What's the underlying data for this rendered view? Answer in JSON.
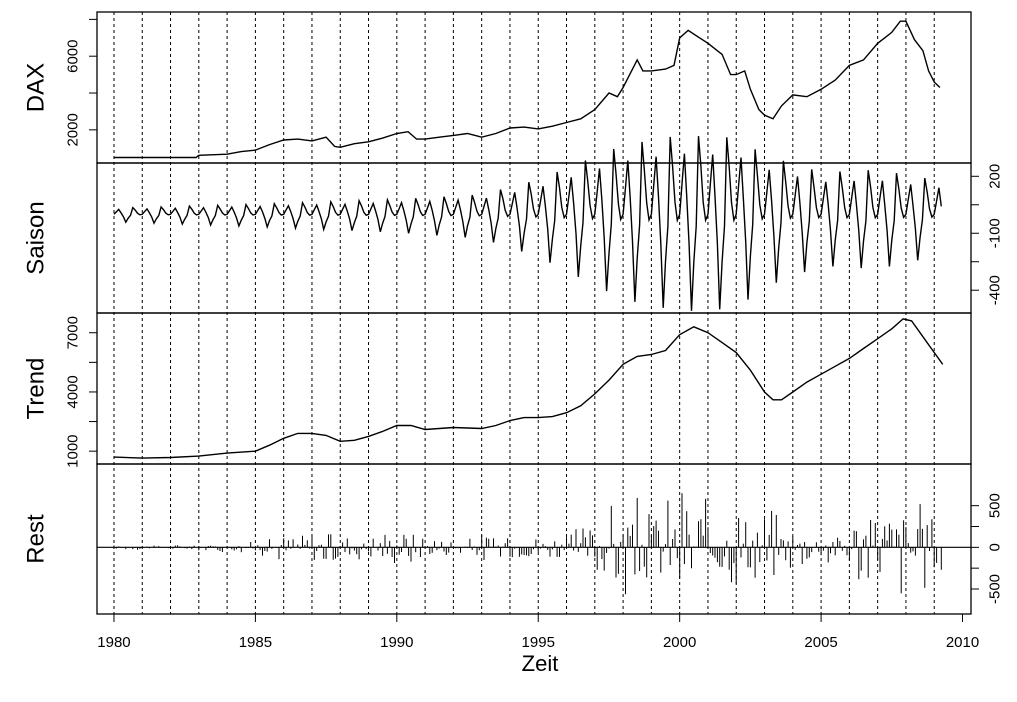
{
  "chart_data": {
    "type": "line",
    "xlabel": "Zeit",
    "x_ticks": [
      1980,
      1985,
      1990,
      1995,
      2000,
      2005,
      2010
    ],
    "x_range": [
      1979.4,
      2010.3
    ],
    "grid": "vertical dotted lines at yearly intervals 1980-2009",
    "panels": [
      {
        "name": "DAX",
        "label": "DAX",
        "axis_side": "left",
        "ylim": [
          200,
          8400
        ],
        "ticks": [
          2000,
          6000
        ],
        "tick_labels": [
          "2000",
          "6000"
        ],
        "minor_ticks": [
          4000,
          8000
        ],
        "points": [
          [
            1980.0,
            500
          ],
          [
            1982.9,
            500
          ],
          [
            1983.0,
            620
          ],
          [
            1984.0,
            680
          ],
          [
            1984.5,
            820
          ],
          [
            1985.0,
            900
          ],
          [
            1985.5,
            1200
          ],
          [
            1986.0,
            1450
          ],
          [
            1986.5,
            1500
          ],
          [
            1987.0,
            1400
          ],
          [
            1987.5,
            1600
          ],
          [
            1987.8,
            1100
          ],
          [
            1988.0,
            1050
          ],
          [
            1988.5,
            1250
          ],
          [
            1989.0,
            1350
          ],
          [
            1989.5,
            1550
          ],
          [
            1990.0,
            1800
          ],
          [
            1990.4,
            1900
          ],
          [
            1990.7,
            1500
          ],
          [
            1991.0,
            1500
          ],
          [
            1991.5,
            1600
          ],
          [
            1992.0,
            1700
          ],
          [
            1992.5,
            1800
          ],
          [
            1993.0,
            1600
          ],
          [
            1993.5,
            1800
          ],
          [
            1994.0,
            2100
          ],
          [
            1994.5,
            2150
          ],
          [
            1995.0,
            2050
          ],
          [
            1995.5,
            2200
          ],
          [
            1996.0,
            2400
          ],
          [
            1996.5,
            2600
          ],
          [
            1997.0,
            3100
          ],
          [
            1997.5,
            4000
          ],
          [
            1997.8,
            3800
          ],
          [
            1998.0,
            4300
          ],
          [
            1998.5,
            5800
          ],
          [
            1998.7,
            5200
          ],
          [
            1999.0,
            5200
          ],
          [
            1999.5,
            5300
          ],
          [
            1999.8,
            5500
          ],
          [
            2000.0,
            7000
          ],
          [
            2000.3,
            7400
          ],
          [
            2000.7,
            7000
          ],
          [
            2001.0,
            6700
          ],
          [
            2001.5,
            6100
          ],
          [
            2001.8,
            5000
          ],
          [
            2002.0,
            5000
          ],
          [
            2002.3,
            5200
          ],
          [
            2002.5,
            4200
          ],
          [
            2002.8,
            3100
          ],
          [
            2003.0,
            2800
          ],
          [
            2003.3,
            2600
          ],
          [
            2003.6,
            3300
          ],
          [
            2004.0,
            3900
          ],
          [
            2004.5,
            3800
          ],
          [
            2005.0,
            4200
          ],
          [
            2005.5,
            4700
          ],
          [
            2006.0,
            5500
          ],
          [
            2006.5,
            5800
          ],
          [
            2007.0,
            6700
          ],
          [
            2007.5,
            7300
          ],
          [
            2007.8,
            7900
          ],
          [
            2008.0,
            7900
          ],
          [
            2008.3,
            6900
          ],
          [
            2008.6,
            6300
          ],
          [
            2008.8,
            5200
          ],
          [
            2009.0,
            4600
          ],
          [
            2009.2,
            4300
          ]
        ]
      },
      {
        "name": "Saison",
        "label": "Saison",
        "axis_side": "right",
        "ylim": [
          -520,
          270
        ],
        "ticks": [
          200,
          -100,
          -400
        ],
        "tick_labels": [
          "200",
          "-100",
          "-400"
        ],
        "minor_ticks": [
          50,
          -250
        ],
        "season_pattern": [
          0.0,
          0.5,
          1.0,
          0.3,
          -0.5,
          -1.6,
          -0.8,
          -0.2,
          1.3,
          0.8,
          0.2,
          -0.1
        ],
        "amplitude": [
          [
            1980,
            25
          ],
          [
            1985,
            40
          ],
          [
            1990,
            60
          ],
          [
            1993,
            80
          ],
          [
            1995,
            140
          ],
          [
            1998,
            280
          ],
          [
            2000,
            320
          ],
          [
            2002,
            310
          ],
          [
            2003,
            240
          ],
          [
            2005,
            170
          ],
          [
            2007,
            180
          ],
          [
            2009,
            140
          ]
        ]
      },
      {
        "name": "Trend",
        "label": "Trend",
        "axis_side": "left",
        "ylim": [
          350,
          8000
        ],
        "ticks": [
          1000,
          4000,
          7000
        ],
        "tick_labels": [
          "1000",
          "4000",
          "7000"
        ],
        "minor_ticks": [
          2500,
          5500
        ],
        "points": [
          [
            1980.0,
            700
          ],
          [
            1981.0,
            650
          ],
          [
            1982.0,
            680
          ],
          [
            1983.0,
            750
          ],
          [
            1984.0,
            900
          ],
          [
            1985.0,
            1000
          ],
          [
            1985.5,
            1300
          ],
          [
            1986.0,
            1650
          ],
          [
            1986.5,
            1900
          ],
          [
            1987.0,
            1900
          ],
          [
            1987.5,
            1800
          ],
          [
            1988.0,
            1500
          ],
          [
            1988.5,
            1550
          ],
          [
            1989.0,
            1750
          ],
          [
            1989.5,
            2000
          ],
          [
            1990.0,
            2300
          ],
          [
            1990.5,
            2300
          ],
          [
            1991.0,
            2100
          ],
          [
            1991.5,
            2150
          ],
          [
            1992.0,
            2200
          ],
          [
            1993.0,
            2150
          ],
          [
            1993.5,
            2300
          ],
          [
            1994.0,
            2550
          ],
          [
            1994.5,
            2700
          ],
          [
            1995.0,
            2700
          ],
          [
            1995.5,
            2750
          ],
          [
            1996.0,
            2950
          ],
          [
            1996.5,
            3300
          ],
          [
            1997.0,
            3900
          ],
          [
            1997.5,
            4600
          ],
          [
            1998.0,
            5400
          ],
          [
            1998.5,
            5800
          ],
          [
            1999.0,
            5900
          ],
          [
            1999.5,
            6100
          ],
          [
            2000.0,
            6900
          ],
          [
            2000.5,
            7300
          ],
          [
            2001.0,
            7000
          ],
          [
            2001.5,
            6500
          ],
          [
            2002.0,
            6000
          ],
          [
            2002.5,
            5100
          ],
          [
            2003.0,
            4000
          ],
          [
            2003.3,
            3600
          ],
          [
            2003.6,
            3600
          ],
          [
            2004.0,
            4000
          ],
          [
            2004.5,
            4500
          ],
          [
            2005.0,
            4900
          ],
          [
            2005.5,
            5300
          ],
          [
            2006.0,
            5700
          ],
          [
            2006.5,
            6200
          ],
          [
            2007.0,
            6700
          ],
          [
            2007.5,
            7200
          ],
          [
            2007.9,
            7700
          ],
          [
            2008.2,
            7600
          ],
          [
            2008.6,
            6800
          ],
          [
            2009.0,
            6000
          ],
          [
            2009.3,
            5400
          ]
        ]
      },
      {
        "name": "Rest",
        "label": "Rest",
        "axis_side": "right",
        "ylim": [
          -800,
          1000
        ],
        "ticks": [
          500,
          0,
          -500
        ],
        "tick_labels": [
          "500",
          "0",
          "-500"
        ],
        "minor_ticks": [
          250,
          -250
        ],
        "envelope": [
          [
            1980,
            30
          ],
          [
            1983,
            40
          ],
          [
            1985,
            90
          ],
          [
            1986,
            200
          ],
          [
            1987.5,
            300
          ],
          [
            1989,
            150
          ],
          [
            1990,
            300
          ],
          [
            1992,
            150
          ],
          [
            1994,
            250
          ],
          [
            1995,
            180
          ],
          [
            1996,
            220
          ],
          [
            1997,
            400
          ],
          [
            1998,
            700
          ],
          [
            1999,
            600
          ],
          [
            2000,
            850
          ],
          [
            2001,
            700
          ],
          [
            2002,
            650
          ],
          [
            2003,
            600
          ],
          [
            2004,
            300
          ],
          [
            2005,
            250
          ],
          [
            2006,
            450
          ],
          [
            2007,
            700
          ],
          [
            2008,
            750
          ],
          [
            2009,
            500
          ]
        ]
      }
    ]
  }
}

________

→ Given exercise:
Tally the lines in these entries that have the string "name" in them, then answer with the count and nothing else.

→ Answer to this exercise:
4